_The problem_
Set down, in full, every record in the block.
== == ==
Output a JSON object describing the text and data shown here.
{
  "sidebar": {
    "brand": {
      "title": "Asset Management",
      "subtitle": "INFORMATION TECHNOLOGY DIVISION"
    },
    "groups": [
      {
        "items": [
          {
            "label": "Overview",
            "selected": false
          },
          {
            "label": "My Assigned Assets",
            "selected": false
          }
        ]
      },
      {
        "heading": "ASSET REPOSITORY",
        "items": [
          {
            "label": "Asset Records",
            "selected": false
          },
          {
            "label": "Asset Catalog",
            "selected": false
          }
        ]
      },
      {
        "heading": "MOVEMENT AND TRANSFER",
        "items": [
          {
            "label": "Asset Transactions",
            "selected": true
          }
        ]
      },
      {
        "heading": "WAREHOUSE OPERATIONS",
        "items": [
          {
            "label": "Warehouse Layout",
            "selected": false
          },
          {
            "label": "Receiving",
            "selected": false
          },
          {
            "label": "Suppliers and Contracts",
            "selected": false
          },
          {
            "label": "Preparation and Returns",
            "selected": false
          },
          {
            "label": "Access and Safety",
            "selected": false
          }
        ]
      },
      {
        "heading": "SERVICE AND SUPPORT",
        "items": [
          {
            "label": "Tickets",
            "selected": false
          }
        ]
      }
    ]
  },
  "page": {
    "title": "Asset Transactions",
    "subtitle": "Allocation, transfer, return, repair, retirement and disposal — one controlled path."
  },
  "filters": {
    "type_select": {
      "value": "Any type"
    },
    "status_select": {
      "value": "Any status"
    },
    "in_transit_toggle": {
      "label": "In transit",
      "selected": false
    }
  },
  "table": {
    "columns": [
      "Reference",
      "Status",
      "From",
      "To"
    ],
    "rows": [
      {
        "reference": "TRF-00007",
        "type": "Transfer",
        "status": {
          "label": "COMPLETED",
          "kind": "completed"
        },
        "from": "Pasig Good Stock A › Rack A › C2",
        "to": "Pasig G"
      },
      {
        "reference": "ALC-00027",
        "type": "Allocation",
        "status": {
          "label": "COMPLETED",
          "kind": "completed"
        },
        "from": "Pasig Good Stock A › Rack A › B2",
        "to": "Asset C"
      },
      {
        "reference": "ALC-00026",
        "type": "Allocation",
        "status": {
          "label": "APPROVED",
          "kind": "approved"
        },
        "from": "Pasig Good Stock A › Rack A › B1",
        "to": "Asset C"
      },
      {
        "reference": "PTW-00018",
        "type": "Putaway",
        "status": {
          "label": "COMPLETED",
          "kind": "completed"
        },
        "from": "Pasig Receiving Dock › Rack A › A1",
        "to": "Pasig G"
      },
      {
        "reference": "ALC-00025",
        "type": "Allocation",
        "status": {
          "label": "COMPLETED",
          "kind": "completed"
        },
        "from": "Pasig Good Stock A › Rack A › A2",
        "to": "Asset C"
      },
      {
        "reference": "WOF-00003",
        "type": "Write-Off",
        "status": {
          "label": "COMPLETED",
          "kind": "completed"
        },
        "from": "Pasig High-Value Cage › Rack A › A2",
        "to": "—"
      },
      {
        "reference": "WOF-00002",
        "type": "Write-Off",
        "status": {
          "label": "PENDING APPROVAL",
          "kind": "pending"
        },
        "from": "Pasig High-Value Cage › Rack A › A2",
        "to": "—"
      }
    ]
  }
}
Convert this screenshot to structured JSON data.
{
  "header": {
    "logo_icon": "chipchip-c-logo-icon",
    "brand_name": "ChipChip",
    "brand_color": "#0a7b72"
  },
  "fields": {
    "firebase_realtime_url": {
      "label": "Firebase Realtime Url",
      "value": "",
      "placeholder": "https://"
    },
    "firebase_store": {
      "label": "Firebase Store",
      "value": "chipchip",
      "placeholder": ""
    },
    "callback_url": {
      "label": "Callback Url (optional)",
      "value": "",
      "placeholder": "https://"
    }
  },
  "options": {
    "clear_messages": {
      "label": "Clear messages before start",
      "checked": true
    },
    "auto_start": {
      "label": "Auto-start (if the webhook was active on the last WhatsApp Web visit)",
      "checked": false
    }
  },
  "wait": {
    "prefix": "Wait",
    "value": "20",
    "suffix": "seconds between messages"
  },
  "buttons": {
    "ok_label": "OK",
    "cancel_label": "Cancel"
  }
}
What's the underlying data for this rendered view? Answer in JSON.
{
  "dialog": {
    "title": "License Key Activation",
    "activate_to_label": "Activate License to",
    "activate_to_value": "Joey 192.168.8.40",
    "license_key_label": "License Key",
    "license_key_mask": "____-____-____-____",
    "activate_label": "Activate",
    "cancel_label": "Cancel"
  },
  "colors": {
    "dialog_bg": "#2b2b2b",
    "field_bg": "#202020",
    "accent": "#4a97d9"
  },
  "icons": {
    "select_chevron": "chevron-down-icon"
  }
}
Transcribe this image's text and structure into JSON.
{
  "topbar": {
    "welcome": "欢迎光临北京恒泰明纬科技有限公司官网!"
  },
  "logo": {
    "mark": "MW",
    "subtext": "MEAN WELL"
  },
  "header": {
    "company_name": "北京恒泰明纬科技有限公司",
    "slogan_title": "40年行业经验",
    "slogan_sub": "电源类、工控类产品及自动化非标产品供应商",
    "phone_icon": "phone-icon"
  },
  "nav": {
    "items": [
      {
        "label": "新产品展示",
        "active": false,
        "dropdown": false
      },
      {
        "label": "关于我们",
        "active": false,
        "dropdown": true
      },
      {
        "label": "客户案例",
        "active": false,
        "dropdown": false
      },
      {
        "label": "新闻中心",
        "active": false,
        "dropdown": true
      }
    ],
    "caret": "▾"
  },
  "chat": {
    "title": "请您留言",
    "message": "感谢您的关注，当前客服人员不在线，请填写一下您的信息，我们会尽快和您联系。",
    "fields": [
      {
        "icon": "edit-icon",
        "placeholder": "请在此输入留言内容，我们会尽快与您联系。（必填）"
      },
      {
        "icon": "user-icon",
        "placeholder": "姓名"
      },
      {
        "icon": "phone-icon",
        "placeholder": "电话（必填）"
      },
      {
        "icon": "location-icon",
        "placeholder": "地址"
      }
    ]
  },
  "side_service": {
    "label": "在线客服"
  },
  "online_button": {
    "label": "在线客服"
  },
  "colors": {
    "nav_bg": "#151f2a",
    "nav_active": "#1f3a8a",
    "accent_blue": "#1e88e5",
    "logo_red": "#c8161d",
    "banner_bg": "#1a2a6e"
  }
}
== == ==
_Solution below_
Output a JSON object describing the text and data shown here.
{
  "sidebar": {
    "brand": {
      "title": "Asset Management",
      "subtitle": "INFORMATION TECHNOLOGY DIVISION"
    },
    "groups": [
      {
        "items": [
          {
            "label": "Overview",
            "selected": false
          },
          {
            "label": "My Assigned Assets",
            "selected": false
          }
        ]
      },
      {
        "heading": "ASSET REPOSITORY",
        "items": [
          {
            "label": "Asset Records",
            "selected": false
          },
          {
            "label": "Asset Catalog",
            "selected": false
          }
        ]
      },
      {
        "heading": "MOVEMENT AND TRANSFER",
        "items": [
          {
            "label": "Asset Transactions",
            "selected": true
          }
        ]
      },
      {
        "heading": "WAREHOUSE OPERATIONS",
        "items": [
          {
            "label": "Warehouse Layout",
            "selected": false
          },
          {
            "label": "Receiving",
            "selected": false
          },
          {
            "label": "Suppliers and Contracts",
            "selected": false
          },
          {
            "label": "Preparation and Returns",
            "selected": false
          },
          {
            "label": "Access and Safety",
            "selected": false
          }
        ]
      },
      {
        "heading": "SERVICE AND SUPPORT",
        "items": [
          {
            "label": "Tickets",
            "selected": false
          }
        ]
      }
    ]
  },
  "page": {
    "title": "Asset Transactions",
    "subtitle": "Allocation, transfer, return, repair, retirement and disposal — one controlled path."
  },
  "filters": {
    "type_select": {
      "value": "Any type"
    },
    "status_select": {
      "value": "Any status"
    },
    "in_transit_toggle": {
      "label": "In transit",
      "selected": false
    }
  },
  "table": {
    "columns": [
      "Reference",
      "Status",
      "From",
      "To"
    ],
    "rows": [
      {
        "reference": "TRF-00007",
        "type": "Transfer",
        "status": {
          "label": "COMPLETED",
          "kind": "completed"
        },
        "from": "Pasig Good Stock A › Rack A › C2",
        "to": "Pasig G"
      },
      {
        "reference": "ALC-00027",
        "type": "Allocation",
        "status": {
          "label": "COMPLETED",
          "kind": "completed"
        },
        "from": "Pasig Good Stock A › Rack A › B2",
        "to": "Asset C"
      },
      {
        "reference": "ALC-00026",
        "type": "Allocation",
        "status": {
          "label": "APPROVED",
          "kind": "approved"
        },
        "from": "Pasig Good Stock A › Rack A › B1",
        "to": "Asset C"
      },
      {
        "reference": "PTW-00018",
        "type": "Putaway",
        "status": {
          "label": "COMPLETED",
          "kind": "completed"
        },
        "from": "Pasig Receiving Dock › Rack A › A1",
        "to": "Pasig G"
      },
      {
        "reference": "ALC-00025",
        "type": "Allocation",
        "status": {
          "label": "COMPLETED",
          "kind": "completed"
        },
        "from": "Pasig Good Stock A › Rack A › A2",
        "to": "Asset C"
      },
      {
        "reference": "WOF-00003",
        "type": "Write-Off",
        "status": {
          "label": "COMPLETED",
          "kind": "completed"
        },
        "from": "Pasig High-Value Cage › Rack A › A2",
        "to": "—"
      },
      {
        "reference": "WOF-00002",
        "type": "Write-Off",
        "status": {
          "label": "PENDING APPROVAL",
          "kind": "pending"
        },
        "from": "Pasig High-Value Cage › Rack A › A2",
        "to": "—"
      }
    ]
  }
}
Convert this screenshot to structured JSON data.
{
  "header": {
    "logo_icon": "chipchip-c-logo-icon",
    "brand_name": "ChipChip",
    "brand_color": "#0a7b72"
  },
  "fields": {
    "firebase_realtime_url": {
      "label": "Firebase Realtime Url",
      "value": "",
      "placeholder": "https://"
    },
    "firebase_store": {
      "label": "Firebase Store",
      "value": "chipchip",
      "placeholder": ""
    },
    "callback_url": {
      "label": "Callback Url (optional)",
      "value": "",
      "placeholder": "https://"
    }
  },
  "options": {
    "clear_messages": {
      "label": "Clear messages before start",
      "checked": true
    },
    "auto_start": {
      "label": "Auto-start (if the webhook was active on the last WhatsApp Web visit)",
      "checked": false
    }
  },
  "wait": {
    "prefix": "Wait",
    "value": "20",
    "suffix": "seconds between messages"
  },
  "buttons": {
    "ok_label": "OK",
    "cancel_label": "Cancel"
  }
}
What's the underlying data for this rendered view? Answer in JSON.
{
  "dialog": {
    "title": "License Key Activation",
    "activate_to_label": "Activate License to",
    "activate_to_value": "Joey 192.168.8.40",
    "license_key_label": "License Key",
    "license_key_mask": "____-____-____-____",
    "activate_label": "Activate",
    "cancel_label": "Cancel"
  },
  "colors": {
    "dialog_bg": "#2b2b2b",
    "field_bg": "#202020",
    "accent": "#4a97d9"
  },
  "icons": {
    "select_chevron": "chevron-down-icon"
  }
}
Transcribe this image's text and structure into JSON.
{
  "topbar": {
    "welcome": "欢迎光临北京恒泰明纬科技有限公司官网!"
  },
  "logo": {
    "mark": "MW",
    "subtext": "MEAN WELL"
  },
  "header": {
    "company_name": "北京恒泰明纬科技有限公司",
    "slogan_title": "40年行业经验",
    "slogan_sub": "电源类、工控类产品及自动化非标产品供应商",
    "phone_icon": "phone-icon"
  },
  "nav": {
    "items": [
      {
        "label": "新产品展示",
        "active": false,
        "dropdown": false
      },
      {
        "label": "关于我们",
        "active": false,
        "dropdown": true
      },
      {
        "label": "客户案例",
        "active": false,
        "dropdown": false
      },
      {
        "label": "新闻中心",
        "active": false,
        "dropdown": true
      }
    ],
    "caret": "▾"
  },
  "chat": {
    "title": "请您留言",
    "message": "感谢您的关注，当前客服人员不在线，请填写一下您的信息，我们会尽快和您联系。",
    "fields": [
      {
        "icon": "edit-icon",
        "placeholder": "请在此输入留言内容，我们会尽快与您联系。（必填）"
      },
      {
        "icon": "user-icon",
        "placeholder": "姓名"
      },
      {
        "icon": "phone-icon",
        "placeholder": "电话（必填）"
      },
      {
        "icon": "location-icon",
        "placeholder": "地址"
      }
    ]
  },
  "side_service": {
    "label": "在线客服"
  },
  "online_button": {
    "label": "在线客服"
  },
  "colors": {
    "nav_bg": "#151f2a",
    "nav_active": "#1f3a8a",
    "accent_blue": "#1e88e5",
    "logo_red": "#c8161d",
    "banner_bg": "#1a2a6e"
  }
}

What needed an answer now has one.